You might have guessed it already: it's a connection error.
"ECONNRESET" means the other side of the TCP conversation abruptly closed its end of the connection. This is most probably due to one or more application protocol errors. You could look at the API server logs to see if it complains about something.
But since you are also looking for a way to check the error and potentially debug the problem, you should take a look at "How to debug a socket hang up error in NodeJS?" which was posted at stackoverflow in relation to an alike question.
Quick and dirty solution for development:
Use longjohn, you get long stack traces that will contain the async operations.
Clean and correct solution:
Technically, in node, whenever you emit an 'error' event and no one listens to it, it will throw. To make it not throw, put a listener on it and handle it yourself. That way you can log the error with more information.
To have one listener for a group of calls you can use domains and also catch other errors on runtime. Make sure each async operation related to http(Server/Client) is in different domain context comparing to the other parts of the code, the domain will automatically listen to the error events and will propagate it to its own handler. So you only listen to that handler and get the error data. You also get more information for free.

What the task requires — According to the passage above on the ECONNRESET error, what does "ECONNRESET" mean?

Data entries —
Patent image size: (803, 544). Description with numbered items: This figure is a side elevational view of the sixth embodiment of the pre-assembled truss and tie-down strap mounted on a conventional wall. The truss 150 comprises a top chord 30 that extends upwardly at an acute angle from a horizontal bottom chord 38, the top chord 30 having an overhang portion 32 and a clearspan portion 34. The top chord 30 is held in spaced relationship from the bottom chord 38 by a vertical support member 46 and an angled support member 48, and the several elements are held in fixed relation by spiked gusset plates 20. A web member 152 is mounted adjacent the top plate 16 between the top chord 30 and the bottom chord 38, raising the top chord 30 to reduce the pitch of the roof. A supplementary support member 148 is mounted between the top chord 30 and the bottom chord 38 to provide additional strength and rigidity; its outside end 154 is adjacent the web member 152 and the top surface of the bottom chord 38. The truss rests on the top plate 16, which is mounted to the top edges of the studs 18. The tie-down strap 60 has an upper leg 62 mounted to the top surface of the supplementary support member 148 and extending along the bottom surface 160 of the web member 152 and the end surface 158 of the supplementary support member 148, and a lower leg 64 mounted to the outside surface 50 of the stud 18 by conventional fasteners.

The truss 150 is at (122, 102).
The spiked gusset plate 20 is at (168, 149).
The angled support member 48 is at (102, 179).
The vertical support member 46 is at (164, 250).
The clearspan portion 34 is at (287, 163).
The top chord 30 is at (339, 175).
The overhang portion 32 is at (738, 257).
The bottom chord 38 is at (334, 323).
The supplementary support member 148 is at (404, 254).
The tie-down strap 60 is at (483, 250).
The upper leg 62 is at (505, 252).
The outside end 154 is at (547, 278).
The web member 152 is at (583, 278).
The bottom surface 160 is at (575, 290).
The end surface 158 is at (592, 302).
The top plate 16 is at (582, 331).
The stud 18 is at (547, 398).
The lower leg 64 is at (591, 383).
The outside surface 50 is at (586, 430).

Result — The other side of the TCP conversation abruptly closed its end of the connection.